### What this task involves
Repeat the whole listing exactly.

### Records supplied
· · · ·

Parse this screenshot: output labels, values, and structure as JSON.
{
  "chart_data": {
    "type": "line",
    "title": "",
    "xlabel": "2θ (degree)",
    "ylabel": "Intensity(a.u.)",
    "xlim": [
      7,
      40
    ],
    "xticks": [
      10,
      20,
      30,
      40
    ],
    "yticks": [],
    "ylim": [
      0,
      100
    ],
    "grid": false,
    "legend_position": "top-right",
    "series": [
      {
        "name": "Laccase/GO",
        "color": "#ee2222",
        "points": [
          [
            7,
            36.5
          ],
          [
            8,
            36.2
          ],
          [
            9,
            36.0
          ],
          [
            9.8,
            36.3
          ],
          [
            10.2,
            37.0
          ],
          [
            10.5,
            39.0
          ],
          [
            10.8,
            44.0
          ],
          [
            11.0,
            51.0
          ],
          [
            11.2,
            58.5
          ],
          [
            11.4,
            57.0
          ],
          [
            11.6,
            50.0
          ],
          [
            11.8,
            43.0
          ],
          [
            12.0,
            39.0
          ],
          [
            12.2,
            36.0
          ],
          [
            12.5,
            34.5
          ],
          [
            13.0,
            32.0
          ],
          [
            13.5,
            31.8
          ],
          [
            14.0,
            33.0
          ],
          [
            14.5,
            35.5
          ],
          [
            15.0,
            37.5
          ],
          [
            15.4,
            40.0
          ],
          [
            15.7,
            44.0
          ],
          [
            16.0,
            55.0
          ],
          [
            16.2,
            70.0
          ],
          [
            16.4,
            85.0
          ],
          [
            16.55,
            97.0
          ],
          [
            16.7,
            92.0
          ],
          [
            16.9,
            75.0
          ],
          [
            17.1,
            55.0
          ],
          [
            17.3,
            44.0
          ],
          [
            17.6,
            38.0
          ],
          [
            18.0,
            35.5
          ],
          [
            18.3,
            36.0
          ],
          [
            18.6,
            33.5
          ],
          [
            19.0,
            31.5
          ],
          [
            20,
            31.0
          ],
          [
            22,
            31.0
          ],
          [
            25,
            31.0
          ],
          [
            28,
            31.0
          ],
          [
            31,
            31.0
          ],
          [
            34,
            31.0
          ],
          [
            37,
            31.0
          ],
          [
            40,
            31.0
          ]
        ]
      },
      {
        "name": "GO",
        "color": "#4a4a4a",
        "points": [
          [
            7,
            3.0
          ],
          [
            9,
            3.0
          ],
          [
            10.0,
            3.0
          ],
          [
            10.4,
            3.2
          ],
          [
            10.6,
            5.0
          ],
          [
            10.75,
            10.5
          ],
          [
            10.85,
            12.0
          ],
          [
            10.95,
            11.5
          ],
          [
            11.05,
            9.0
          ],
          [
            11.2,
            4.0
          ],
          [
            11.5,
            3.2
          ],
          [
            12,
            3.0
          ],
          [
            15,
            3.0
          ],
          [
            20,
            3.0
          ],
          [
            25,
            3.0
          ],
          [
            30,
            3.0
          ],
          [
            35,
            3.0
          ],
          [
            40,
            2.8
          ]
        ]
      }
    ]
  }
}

· · · ·

### Solution below
Parse this screenshot: output labels, values, and structure as JSON.
{
  "chart_data": {
    "type": "line",
    "title": "",
    "xlabel": "2θ (degree)",
    "ylabel": "Intensity(a.u.)",
    "xlim": [
      7,
      40
    ],
    "xticks": [
      10,
      20,
      30,
      40
    ],
    "yticks": [],
    "ylim": [
      0,
      100
    ],
    "grid": false,
    "legend_position": "top-right",
    "series": [
      {
        "name": "Laccase/GO",
        "color": "#ee2222",
        "points": [
          [
            7,
            36.5
          ],
          [
            8,
            36.2
          ],
          [
            9,
            36.0
          ],
          [
            9.8,
            36.3
          ],
          [
            10.2,
            37.0
          ],
          [
            10.5,
            39.0
          ],
          [
            10.8,
            44.0
          ],
          [
            11.0,
            51.0
          ],
          [
            11.2,
            58.5
          ],
          [
            11.4,
            57.0
          ],
          [
            11.6,
            50.0
          ],
          [
            11.8,
            43.0
          ],
          [
            12.0,
            39.0
          ],
          [
            12.2,
            36.0
          ],
          [
            12.5,
            34.5
          ],
          [
            13.0,
            32.0
          ],
          [
            13.5,
            31.8
          ],
          [
            14.0,
            33.0
          ],
          [
            14.5,
            35.5
          ],
          [
            15.0,
            37.5
          ],
          [
            15.4,
            40.0
          ],
          [
            15.7,
            44.0
          ],
          [
            16.0,
            55.0
          ],
          [
            16.2,
            70.0
          ],
          [
            16.4,
            85.0
          ],
          [
            16.55,
            97.0
          ],
          [
            16.7,
            92.0
          ],
          [
            16.9,
            75.0
          ],
          [
            17.1,
            55.0
          ],
          [
            17.3,
            44.0
          ],
          [
            17.6,
            38.0
          ],
          [
            18.0,
            35.5
          ],
          [
            18.3,
            36.0
          ],
          [
            18.6,
            33.5
          ],
          [
            19.0,
            31.5
          ],
          [
            20,
            31.0
          ],
          [
            22,
            31.0
          ],
          [
            25,
            31.0
          ],
          [
            28,
            31.0
          ],
          [
            31,
            31.0
          ],
          [
            34,
            31.0
          ],
          [
            37,
            31.0
          ],
          [
            40,
            31.0
          ]
        ]
      },
      {
        "name": "GO",
        "color": "#4a4a4a",
        "points": [
          [
            7,
            3.0
          ],
          [
            9,
            3.0
          ],
          [
            10.0,
            3.0
          ],
          [
            10.4,
            3.2
          ],
          [
            10.6,
            5.0
          ],
          [
            10.75,
            10.5
          ],
          [
            10.85,
            12.0
          ],
          [
            10.95,
            11.5
          ],
          [
            11.05,
            9.0
          ],
          [
            11.2,
            4.0
          ],
          [
            11.5,
            3.2
          ],
          [
            12,
            3.0
          ],
          [
            15,
            3.0
          ],
          [
            20,
            3.0
          ],
          [
            25,
            3.0
          ],
          [
            30,
            3.0
          ],
          [
            35,
            3.0
          ],
          [
            40,
            2.8
          ]
        ]
      }
    ]
  }
}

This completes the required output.